- What is needed
Transcribe every entry below word for word, but skip the pictures.

- Stored records
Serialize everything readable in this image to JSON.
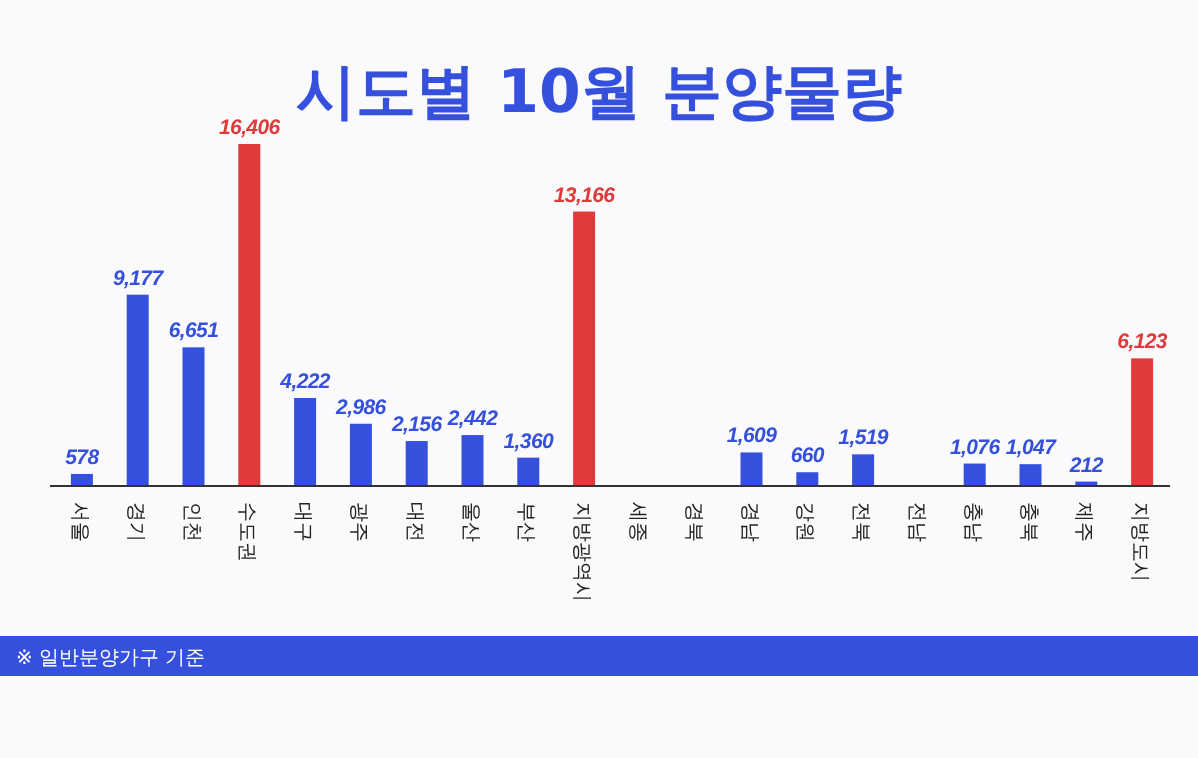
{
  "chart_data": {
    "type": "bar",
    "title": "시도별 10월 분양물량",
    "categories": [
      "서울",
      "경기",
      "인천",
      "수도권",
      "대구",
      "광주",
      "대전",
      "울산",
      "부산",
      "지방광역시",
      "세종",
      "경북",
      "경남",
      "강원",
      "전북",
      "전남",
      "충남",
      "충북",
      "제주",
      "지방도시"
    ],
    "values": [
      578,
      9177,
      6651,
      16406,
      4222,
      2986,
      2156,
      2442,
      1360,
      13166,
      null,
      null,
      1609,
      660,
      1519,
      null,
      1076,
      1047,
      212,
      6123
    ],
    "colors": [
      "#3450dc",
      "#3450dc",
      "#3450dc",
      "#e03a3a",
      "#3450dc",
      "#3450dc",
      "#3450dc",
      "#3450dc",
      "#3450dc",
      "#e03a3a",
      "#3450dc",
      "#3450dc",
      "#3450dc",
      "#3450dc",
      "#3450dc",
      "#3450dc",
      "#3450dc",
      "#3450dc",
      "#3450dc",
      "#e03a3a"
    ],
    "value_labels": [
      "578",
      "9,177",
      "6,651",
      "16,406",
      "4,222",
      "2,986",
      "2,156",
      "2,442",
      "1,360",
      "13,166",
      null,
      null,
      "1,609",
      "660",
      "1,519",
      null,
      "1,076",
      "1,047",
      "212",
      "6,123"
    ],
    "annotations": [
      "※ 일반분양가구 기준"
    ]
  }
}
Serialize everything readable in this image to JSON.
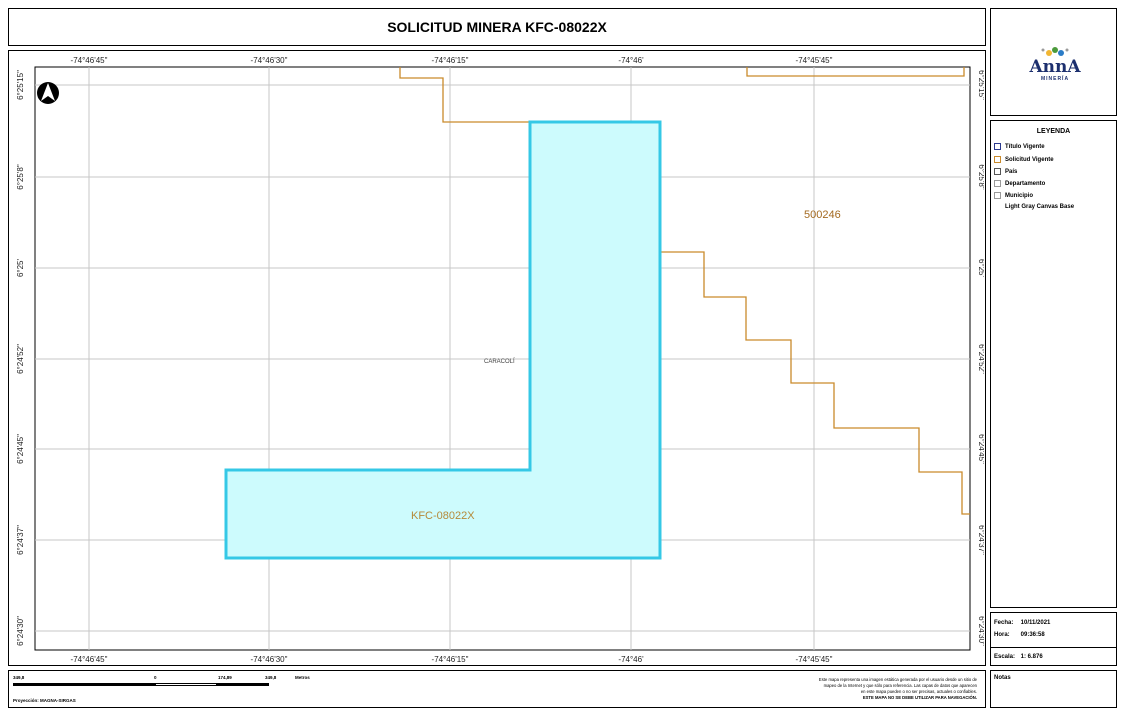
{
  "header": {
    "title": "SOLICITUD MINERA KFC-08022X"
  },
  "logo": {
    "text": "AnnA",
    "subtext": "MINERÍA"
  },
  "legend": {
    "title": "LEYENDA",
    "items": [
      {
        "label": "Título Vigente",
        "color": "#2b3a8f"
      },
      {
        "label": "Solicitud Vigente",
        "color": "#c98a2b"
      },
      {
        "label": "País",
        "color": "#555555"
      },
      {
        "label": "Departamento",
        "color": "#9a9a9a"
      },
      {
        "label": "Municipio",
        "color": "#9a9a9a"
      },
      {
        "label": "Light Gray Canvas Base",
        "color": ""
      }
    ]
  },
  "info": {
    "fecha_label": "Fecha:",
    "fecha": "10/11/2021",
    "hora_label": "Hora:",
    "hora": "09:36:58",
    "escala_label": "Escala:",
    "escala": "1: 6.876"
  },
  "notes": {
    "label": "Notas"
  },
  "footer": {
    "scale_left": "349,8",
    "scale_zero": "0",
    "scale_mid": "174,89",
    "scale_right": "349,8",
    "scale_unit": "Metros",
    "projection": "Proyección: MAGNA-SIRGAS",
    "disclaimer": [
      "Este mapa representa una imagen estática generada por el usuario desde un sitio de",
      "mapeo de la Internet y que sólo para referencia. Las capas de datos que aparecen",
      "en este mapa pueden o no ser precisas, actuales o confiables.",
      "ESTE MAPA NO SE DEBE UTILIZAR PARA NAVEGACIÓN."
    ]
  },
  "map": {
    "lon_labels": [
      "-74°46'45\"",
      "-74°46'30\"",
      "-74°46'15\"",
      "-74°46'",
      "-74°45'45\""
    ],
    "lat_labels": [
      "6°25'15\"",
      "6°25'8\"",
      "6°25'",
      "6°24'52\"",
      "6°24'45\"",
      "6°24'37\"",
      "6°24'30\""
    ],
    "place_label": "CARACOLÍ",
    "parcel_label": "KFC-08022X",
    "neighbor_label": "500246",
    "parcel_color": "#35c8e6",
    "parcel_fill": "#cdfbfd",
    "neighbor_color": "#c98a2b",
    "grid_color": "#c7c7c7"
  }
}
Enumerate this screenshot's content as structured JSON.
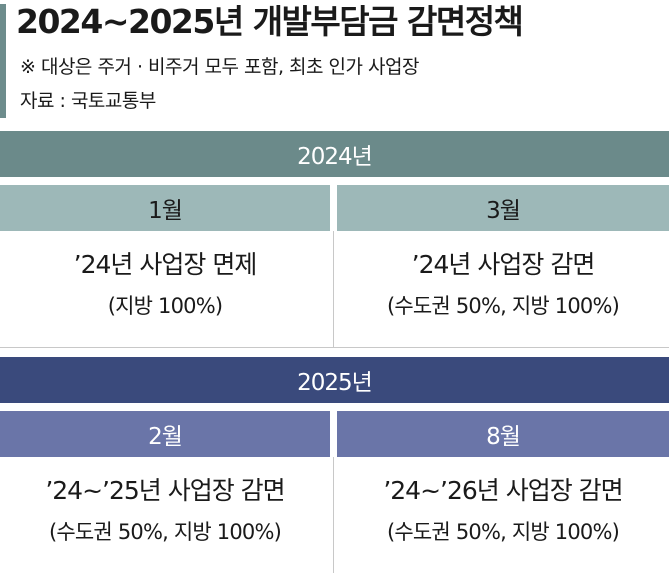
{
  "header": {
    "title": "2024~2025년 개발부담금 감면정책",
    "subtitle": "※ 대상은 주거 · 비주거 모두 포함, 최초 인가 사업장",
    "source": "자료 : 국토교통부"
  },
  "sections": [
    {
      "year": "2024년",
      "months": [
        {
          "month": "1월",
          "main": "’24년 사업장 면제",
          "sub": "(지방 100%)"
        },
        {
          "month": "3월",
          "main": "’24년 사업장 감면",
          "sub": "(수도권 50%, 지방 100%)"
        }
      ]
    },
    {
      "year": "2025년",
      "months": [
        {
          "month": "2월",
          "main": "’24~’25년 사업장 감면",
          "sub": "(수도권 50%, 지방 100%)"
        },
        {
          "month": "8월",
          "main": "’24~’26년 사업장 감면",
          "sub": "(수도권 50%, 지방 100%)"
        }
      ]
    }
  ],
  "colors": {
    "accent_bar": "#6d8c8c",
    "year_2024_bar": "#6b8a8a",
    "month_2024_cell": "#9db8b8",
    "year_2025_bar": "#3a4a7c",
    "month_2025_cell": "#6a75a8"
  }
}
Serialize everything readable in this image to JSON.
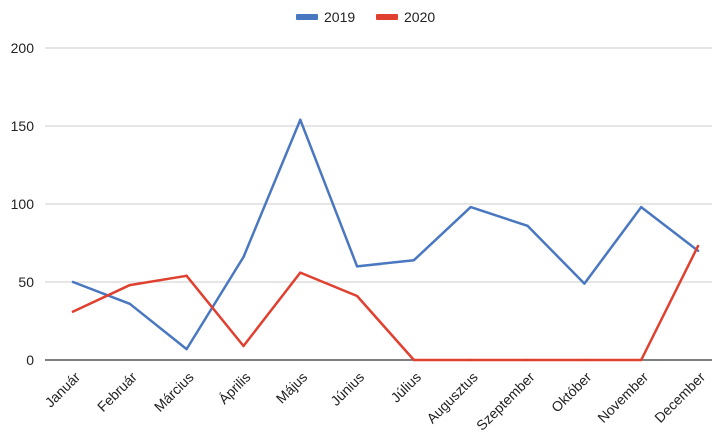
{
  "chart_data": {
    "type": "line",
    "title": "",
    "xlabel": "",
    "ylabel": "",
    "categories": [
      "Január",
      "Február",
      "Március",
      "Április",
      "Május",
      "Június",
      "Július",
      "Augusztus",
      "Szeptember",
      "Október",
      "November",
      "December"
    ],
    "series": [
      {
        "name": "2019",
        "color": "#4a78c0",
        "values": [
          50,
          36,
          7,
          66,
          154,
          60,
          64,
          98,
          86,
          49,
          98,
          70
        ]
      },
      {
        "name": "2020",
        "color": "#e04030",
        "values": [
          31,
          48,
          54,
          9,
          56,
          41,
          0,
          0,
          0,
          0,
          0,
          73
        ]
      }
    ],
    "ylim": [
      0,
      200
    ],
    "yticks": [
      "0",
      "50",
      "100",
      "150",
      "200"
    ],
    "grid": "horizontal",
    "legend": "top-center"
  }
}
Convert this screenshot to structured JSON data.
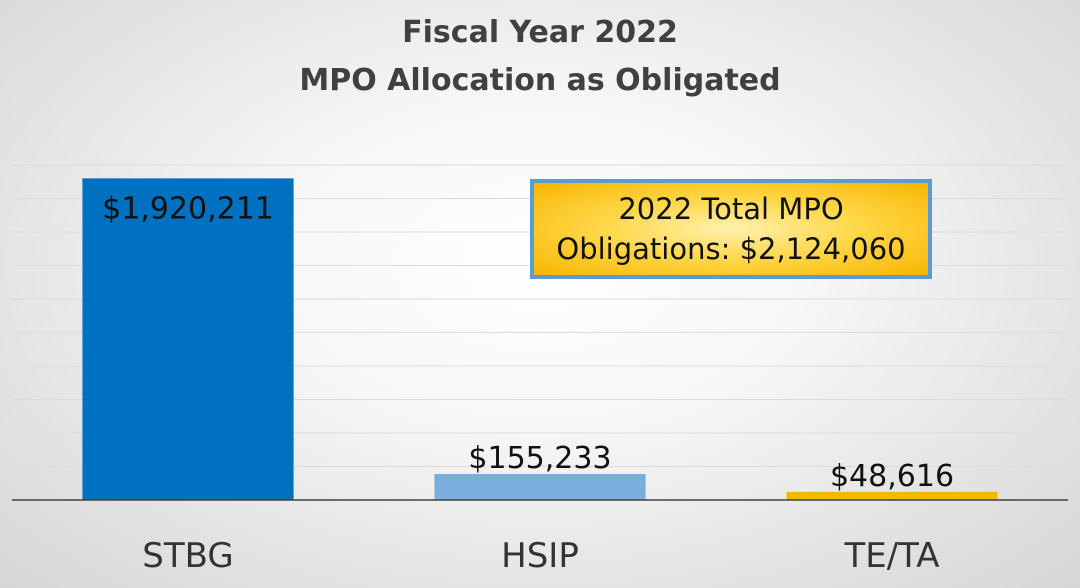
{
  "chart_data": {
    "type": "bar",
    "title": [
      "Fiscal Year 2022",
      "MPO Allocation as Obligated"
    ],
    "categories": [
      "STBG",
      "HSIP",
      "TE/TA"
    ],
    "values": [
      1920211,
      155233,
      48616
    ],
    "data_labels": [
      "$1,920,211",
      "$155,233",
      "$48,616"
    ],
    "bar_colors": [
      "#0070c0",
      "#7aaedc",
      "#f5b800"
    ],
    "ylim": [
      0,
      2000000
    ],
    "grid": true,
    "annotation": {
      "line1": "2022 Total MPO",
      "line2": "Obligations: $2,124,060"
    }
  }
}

- Expected answer
Serialize everything readable in this image to JSON.
{
  "chart_data": {
    "type": "bar",
    "title": "시도별 10월 분양물량",
    "categories": [
      "서울",
      "경기",
      "인천",
      "수도권",
      "대구",
      "광주",
      "대전",
      "울산",
      "부산",
      "지방광역시",
      "세종",
      "경북",
      "경남",
      "강원",
      "전북",
      "전남",
      "충남",
      "충북",
      "제주",
      "지방도시"
    ],
    "values": [
      578,
      9177,
      6651,
      16406,
      4222,
      2986,
      2156,
      2442,
      1360,
      13166,
      null,
      null,
      1609,
      660,
      1519,
      null,
      1076,
      1047,
      212,
      6123
    ],
    "colors": [
      "#3450dc",
      "#3450dc",
      "#3450dc",
      "#e03a3a",
      "#3450dc",
      "#3450dc",
      "#3450dc",
      "#3450dc",
      "#3450dc",
      "#e03a3a",
      "#3450dc",
      "#3450dc",
      "#3450dc",
      "#3450dc",
      "#3450dc",
      "#3450dc",
      "#3450dc",
      "#3450dc",
      "#3450dc",
      "#e03a3a"
    ],
    "value_labels": [
      "578",
      "9,177",
      "6,651",
      "16,406",
      "4,222",
      "2,986",
      "2,156",
      "2,442",
      "1,360",
      "13,166",
      null,
      null,
      "1,609",
      "660",
      "1,519",
      null,
      "1,076",
      "1,047",
      "212",
      "6,123"
    ],
    "annotations": [
      "※ 일반분양가구 기준"
    ]
  }
}
Serialize everything readable in this image to JSON.
{
  "header": {
    "title": "SOLICITUD MINERA KFC-08022X"
  },
  "logo": {
    "text": "AnnA",
    "subtext": "MINERÍA"
  },
  "legend": {
    "title": "LEYENDA",
    "items": [
      {
        "label": "Título Vigente",
        "color": "#2b3a8f"
      },
      {
        "label": "Solicitud Vigente",
        "color": "#c98a2b"
      },
      {
        "label": "País",
        "color": "#555555"
      },
      {
        "label": "Departamento",
        "color": "#9a9a9a"
      },
      {
        "label": "Municipio",
        "color": "#9a9a9a"
      },
      {
        "label": "Light Gray Canvas Base",
        "color": ""
      }
    ]
  },
  "info": {
    "fecha_label": "Fecha:",
    "fecha": "10/11/2021",
    "hora_label": "Hora:",
    "hora": "09:36:58",
    "escala_label": "Escala:",
    "escala": "1: 6.876"
  },
  "notes": {
    "label": "Notas"
  },
  "footer": {
    "scale_left": "349,8",
    "scale_zero": "0",
    "scale_mid": "174,89",
    "scale_right": "349,8",
    "scale_unit": "Metros",
    "projection": "Proyección: MAGNA-SIRGAS",
    "disclaimer": [
      "Este mapa representa una imagen estática generada por el usuario desde un sitio de",
      "mapeo de la Internet y que sólo para referencia. Las capas de datos que aparecen",
      "en este mapa pueden o no ser precisas, actuales o confiables.",
      "ESTE MAPA NO SE DEBE UTILIZAR PARA NAVEGACIÓN."
    ]
  },
  "map": {
    "lon_labels": [
      "-74°46'45\"",
      "-74°46'30\"",
      "-74°46'15\"",
      "-74°46'",
      "-74°45'45\""
    ],
    "lat_labels": [
      "6°25'15\"",
      "6°25'8\"",
      "6°25'",
      "6°24'52\"",
      "6°24'45\"",
      "6°24'37\"",
      "6°24'30\""
    ],
    "place_label": "CARACOLÍ",
    "parcel_label": "KFC-08022X",
    "neighbor_label": "500246",
    "parcel_color": "#35c8e6",
    "parcel_fill": "#cdfbfd",
    "neighbor_color": "#c98a2b",
    "grid_color": "#c7c7c7"
  }
}
Enumerate this screenshot's content as structured JSON.
{
  "header": {
    "title": "2024~2025년 개발부담금 감면정책",
    "subtitle": "※ 대상은 주거 · 비주거 모두 포함, 최초 인가 사업장",
    "source": "자료 : 국토교통부"
  },
  "sections": [
    {
      "year": "2024년",
      "months": [
        {
          "month": "1월",
          "main": "’24년 사업장 면제",
          "sub": "(지방 100%)"
        },
        {
          "month": "3월",
          "main": "’24년 사업장 감면",
          "sub": "(수도권 50%, 지방 100%)"
        }
      ]
    },
    {
      "year": "2025년",
      "months": [
        {
          "month": "2월",
          "main": "’24~’25년 사업장 감면",
          "sub": "(수도권 50%, 지방 100%)"
        },
        {
          "month": "8월",
          "main": "’24~’26년 사업장 감면",
          "sub": "(수도권 50%, 지방 100%)"
        }
      ]
    }
  ],
  "colors": {
    "accent_bar": "#6d8c8c",
    "year_2024_bar": "#6b8a8a",
    "month_2024_cell": "#9db8b8",
    "year_2025_bar": "#3a4a7c",
    "month_2025_cell": "#6a75a8"
  }
}
Serialize everything readable in this image to JSON.
{
  "chart_data": {
    "type": "line",
    "title": "",
    "xlabel": "",
    "ylabel": "",
    "categories": [
      "Január",
      "Február",
      "Március",
      "Április",
      "Május",
      "Június",
      "Július",
      "Augusztus",
      "Szeptember",
      "Október",
      "November",
      "December"
    ],
    "series": [
      {
        "name": "2019",
        "color": "#4a78c0",
        "values": [
          50,
          36,
          7,
          66,
          154,
          60,
          64,
          98,
          86,
          49,
          98,
          70
        ]
      },
      {
        "name": "2020",
        "color": "#e04030",
        "values": [
          31,
          48,
          54,
          9,
          56,
          41,
          0,
          0,
          0,
          0,
          0,
          73
        ]
      }
    ],
    "ylim": [
      0,
      200
    ],
    "yticks": [
      "0",
      "50",
      "100",
      "150",
      "200"
    ],
    "grid": "horizontal",
    "legend": "top-center"
  }
}
Convert this screenshot to structured JSON data.
{
  "chart_data": {
    "type": "bar",
    "title": [
      "Fiscal Year 2022",
      "MPO Allocation as Obligated"
    ],
    "categories": [
      "STBG",
      "HSIP",
      "TE/TA"
    ],
    "values": [
      1920211,
      155233,
      48616
    ],
    "data_labels": [
      "$1,920,211",
      "$155,233",
      "$48,616"
    ],
    "bar_colors": [
      "#0070c0",
      "#7aaedc",
      "#f5b800"
    ],
    "ylim": [
      0,
      2000000
    ],
    "grid": true,
    "annotation": {
      "line1": "2022 Total MPO",
      "line2": "Obligations: $2,124,060"
    }
  }
}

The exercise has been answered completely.